- Exercise instructions
Write out the listing in full, matching it word for word.
=== Input for this task ===
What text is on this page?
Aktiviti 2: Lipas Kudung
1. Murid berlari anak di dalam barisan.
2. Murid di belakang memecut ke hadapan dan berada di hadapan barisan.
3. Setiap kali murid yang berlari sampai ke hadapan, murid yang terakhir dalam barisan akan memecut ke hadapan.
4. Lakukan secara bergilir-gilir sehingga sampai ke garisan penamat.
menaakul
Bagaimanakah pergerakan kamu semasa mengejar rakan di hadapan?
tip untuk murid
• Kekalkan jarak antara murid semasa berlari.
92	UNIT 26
===
- Exercise answer
What text is on this page?
Aktiviti 2: Lipas Kudung
1. Murid berlari anak di dalam barisan.
2. Murid di belakang memecut ke hadapan dan berada di hadapan barisan.
3. Setiap kali murid yang berlari sampai ke hadapan, murid yang terakhir dalam barisan akan memecut ke hadapan.
4. Lakukan secara bergilir-gilir sehingga sampai ke garisan penamat.
menaakul
Bagaimanakah pergerakan kamu semasa mengejar rakan di hadapan?
tip untuk murid
• Kekalkan jarak antara murid semasa berlari.
92	UNIT 26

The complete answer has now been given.